## What the exercise asks:
Here are some records; copy every line that holds the word "title".

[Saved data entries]
______________________________

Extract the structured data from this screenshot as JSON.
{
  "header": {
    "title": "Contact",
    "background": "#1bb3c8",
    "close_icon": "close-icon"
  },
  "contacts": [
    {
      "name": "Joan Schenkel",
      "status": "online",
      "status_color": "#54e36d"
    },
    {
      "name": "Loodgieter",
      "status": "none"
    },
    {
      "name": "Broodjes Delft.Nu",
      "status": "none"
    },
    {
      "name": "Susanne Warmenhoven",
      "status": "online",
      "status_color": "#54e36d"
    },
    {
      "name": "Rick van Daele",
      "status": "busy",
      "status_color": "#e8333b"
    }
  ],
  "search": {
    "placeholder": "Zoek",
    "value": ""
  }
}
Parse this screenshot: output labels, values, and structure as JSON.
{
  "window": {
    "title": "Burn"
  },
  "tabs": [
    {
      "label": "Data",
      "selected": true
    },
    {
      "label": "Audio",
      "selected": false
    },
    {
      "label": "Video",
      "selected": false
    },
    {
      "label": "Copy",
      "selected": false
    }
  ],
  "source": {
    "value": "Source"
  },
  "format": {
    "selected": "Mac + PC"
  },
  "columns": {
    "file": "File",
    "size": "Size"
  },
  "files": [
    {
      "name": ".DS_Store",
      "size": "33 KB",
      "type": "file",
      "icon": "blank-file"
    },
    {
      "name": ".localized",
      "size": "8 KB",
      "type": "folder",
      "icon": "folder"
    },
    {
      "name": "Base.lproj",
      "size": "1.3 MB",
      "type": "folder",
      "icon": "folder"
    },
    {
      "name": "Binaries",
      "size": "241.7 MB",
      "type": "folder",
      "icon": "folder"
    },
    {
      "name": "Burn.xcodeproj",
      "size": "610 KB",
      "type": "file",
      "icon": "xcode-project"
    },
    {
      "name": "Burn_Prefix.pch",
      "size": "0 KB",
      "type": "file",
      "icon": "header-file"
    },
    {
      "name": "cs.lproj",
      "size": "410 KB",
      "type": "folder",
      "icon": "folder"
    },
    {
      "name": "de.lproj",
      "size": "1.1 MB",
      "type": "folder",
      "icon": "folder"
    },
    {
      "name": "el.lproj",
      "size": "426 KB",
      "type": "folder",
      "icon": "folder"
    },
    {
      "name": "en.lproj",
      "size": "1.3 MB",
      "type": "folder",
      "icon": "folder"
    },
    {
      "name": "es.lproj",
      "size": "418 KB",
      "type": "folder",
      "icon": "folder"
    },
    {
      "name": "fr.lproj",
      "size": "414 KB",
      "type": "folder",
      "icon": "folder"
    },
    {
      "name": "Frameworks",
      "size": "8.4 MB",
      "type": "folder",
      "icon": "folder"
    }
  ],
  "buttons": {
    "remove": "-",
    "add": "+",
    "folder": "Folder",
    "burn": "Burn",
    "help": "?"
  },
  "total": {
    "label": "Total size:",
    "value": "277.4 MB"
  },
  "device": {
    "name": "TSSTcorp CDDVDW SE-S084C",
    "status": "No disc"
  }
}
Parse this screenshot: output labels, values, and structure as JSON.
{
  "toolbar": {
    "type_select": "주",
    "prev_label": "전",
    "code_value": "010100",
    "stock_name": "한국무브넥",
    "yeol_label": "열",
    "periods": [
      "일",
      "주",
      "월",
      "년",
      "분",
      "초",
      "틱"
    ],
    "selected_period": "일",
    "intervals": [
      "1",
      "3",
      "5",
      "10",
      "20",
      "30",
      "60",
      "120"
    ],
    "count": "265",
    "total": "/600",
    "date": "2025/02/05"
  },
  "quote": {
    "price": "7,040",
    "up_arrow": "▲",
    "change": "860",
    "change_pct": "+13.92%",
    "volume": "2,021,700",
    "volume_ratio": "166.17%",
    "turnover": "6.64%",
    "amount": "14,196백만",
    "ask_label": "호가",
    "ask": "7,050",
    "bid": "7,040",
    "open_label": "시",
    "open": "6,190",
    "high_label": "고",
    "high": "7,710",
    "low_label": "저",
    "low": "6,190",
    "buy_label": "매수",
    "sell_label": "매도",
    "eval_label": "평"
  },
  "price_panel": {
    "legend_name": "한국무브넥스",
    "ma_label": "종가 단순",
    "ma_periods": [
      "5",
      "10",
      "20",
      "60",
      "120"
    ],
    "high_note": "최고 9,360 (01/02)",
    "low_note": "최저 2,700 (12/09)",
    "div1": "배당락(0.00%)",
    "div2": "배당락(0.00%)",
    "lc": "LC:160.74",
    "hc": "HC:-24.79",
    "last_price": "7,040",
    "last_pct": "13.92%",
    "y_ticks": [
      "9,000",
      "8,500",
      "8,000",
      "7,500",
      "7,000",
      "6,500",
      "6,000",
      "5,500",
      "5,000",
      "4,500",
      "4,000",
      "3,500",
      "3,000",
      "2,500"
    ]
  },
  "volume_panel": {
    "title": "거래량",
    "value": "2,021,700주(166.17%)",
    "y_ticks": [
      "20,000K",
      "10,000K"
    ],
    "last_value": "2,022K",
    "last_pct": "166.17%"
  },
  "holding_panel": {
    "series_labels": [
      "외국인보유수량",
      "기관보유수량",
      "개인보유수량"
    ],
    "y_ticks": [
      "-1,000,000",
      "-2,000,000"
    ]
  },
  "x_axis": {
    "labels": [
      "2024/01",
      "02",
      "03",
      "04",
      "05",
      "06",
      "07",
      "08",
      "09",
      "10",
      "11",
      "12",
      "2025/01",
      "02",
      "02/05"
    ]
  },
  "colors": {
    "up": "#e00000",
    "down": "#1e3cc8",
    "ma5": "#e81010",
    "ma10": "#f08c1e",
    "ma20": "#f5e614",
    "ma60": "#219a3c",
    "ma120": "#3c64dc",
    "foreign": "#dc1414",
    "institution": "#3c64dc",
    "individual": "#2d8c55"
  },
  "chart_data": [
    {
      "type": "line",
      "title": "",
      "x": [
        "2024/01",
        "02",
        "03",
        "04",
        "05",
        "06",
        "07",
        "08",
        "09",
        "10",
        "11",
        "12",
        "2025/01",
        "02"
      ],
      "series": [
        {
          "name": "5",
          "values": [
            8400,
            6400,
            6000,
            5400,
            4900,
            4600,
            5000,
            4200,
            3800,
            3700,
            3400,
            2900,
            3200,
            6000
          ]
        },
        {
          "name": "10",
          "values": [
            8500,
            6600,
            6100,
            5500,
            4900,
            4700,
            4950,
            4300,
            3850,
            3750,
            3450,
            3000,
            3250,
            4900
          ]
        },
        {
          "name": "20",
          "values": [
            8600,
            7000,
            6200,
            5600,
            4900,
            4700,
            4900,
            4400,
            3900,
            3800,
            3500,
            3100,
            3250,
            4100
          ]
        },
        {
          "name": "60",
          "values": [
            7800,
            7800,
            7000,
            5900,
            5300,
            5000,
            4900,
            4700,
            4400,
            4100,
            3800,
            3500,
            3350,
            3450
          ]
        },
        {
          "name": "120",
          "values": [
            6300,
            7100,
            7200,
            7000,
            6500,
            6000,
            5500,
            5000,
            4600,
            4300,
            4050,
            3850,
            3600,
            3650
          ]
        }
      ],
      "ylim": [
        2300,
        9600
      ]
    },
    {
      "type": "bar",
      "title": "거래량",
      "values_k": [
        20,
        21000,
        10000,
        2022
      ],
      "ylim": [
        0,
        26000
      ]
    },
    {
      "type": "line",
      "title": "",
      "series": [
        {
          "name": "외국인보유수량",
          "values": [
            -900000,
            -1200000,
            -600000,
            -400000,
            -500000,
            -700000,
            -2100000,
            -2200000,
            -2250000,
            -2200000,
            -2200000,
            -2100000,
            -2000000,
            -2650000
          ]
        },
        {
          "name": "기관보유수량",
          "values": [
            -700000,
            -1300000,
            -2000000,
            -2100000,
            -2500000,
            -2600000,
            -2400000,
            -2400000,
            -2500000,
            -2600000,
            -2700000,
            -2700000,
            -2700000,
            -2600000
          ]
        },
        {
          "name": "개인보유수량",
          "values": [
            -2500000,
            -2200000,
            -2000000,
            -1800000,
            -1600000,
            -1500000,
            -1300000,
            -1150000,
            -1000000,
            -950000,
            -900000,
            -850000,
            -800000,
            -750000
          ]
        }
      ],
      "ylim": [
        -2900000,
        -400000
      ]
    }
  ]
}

______________________________

## Complete response:
    "title": "Contact",
    "title": "Burn"
    "title": "거래량",
      "title": "",
      "title": "거래량",
      "title": "",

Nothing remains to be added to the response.